» What you should do: Select the lines below containing the word "JSON".

» Rows from a dataset:
┌──
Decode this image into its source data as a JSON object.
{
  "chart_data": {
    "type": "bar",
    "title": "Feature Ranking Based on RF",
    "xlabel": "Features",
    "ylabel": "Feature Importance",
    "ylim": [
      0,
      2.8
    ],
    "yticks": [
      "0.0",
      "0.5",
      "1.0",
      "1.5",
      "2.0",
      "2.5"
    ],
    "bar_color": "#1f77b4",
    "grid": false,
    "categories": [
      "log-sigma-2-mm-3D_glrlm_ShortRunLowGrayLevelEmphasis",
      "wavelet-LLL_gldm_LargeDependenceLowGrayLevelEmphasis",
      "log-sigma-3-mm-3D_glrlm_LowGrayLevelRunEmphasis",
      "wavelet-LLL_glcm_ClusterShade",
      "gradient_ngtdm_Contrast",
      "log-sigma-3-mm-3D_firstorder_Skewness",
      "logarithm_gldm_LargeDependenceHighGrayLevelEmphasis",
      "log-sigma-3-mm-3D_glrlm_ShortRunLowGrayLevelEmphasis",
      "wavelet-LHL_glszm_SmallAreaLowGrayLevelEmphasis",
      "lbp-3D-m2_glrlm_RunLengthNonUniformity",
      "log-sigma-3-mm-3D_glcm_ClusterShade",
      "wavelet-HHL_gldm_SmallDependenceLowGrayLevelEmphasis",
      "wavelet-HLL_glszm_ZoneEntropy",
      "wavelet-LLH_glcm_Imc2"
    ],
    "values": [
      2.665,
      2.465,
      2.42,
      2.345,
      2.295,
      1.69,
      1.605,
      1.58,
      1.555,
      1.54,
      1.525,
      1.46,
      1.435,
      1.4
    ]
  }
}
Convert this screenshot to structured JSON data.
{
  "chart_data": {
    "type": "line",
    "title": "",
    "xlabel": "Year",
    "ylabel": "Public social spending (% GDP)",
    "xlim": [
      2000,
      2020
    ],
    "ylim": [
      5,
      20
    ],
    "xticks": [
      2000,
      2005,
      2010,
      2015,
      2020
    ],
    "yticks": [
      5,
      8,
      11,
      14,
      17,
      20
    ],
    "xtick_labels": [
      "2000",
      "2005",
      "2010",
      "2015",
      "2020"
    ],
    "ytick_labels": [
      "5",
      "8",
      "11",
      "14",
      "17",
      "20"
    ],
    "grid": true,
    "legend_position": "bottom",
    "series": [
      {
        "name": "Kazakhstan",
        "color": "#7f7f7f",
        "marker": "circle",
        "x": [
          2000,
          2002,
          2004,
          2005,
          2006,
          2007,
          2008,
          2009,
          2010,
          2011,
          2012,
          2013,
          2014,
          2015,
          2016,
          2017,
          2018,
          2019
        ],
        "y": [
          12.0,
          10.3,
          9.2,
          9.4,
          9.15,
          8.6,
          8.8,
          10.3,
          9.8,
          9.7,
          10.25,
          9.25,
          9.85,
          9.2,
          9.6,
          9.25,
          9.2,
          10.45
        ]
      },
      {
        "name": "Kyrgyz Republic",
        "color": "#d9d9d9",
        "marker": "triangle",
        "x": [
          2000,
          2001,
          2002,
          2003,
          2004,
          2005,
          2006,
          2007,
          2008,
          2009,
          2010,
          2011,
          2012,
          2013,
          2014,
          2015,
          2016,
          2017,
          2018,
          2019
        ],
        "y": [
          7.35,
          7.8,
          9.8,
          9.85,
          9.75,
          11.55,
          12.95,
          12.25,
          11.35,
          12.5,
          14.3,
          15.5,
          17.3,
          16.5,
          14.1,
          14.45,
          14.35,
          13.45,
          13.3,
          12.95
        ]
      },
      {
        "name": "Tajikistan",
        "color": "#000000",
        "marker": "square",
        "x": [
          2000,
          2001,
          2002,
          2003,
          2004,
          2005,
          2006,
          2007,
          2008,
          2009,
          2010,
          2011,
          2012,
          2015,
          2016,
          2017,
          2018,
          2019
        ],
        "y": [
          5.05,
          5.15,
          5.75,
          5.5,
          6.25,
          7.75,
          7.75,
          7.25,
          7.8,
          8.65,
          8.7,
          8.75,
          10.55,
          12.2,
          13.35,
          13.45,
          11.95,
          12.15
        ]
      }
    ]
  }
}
└──
» Output of the exercise:
Decode this image into its source data as a JSON object.
Convert this screenshot to structured JSON data.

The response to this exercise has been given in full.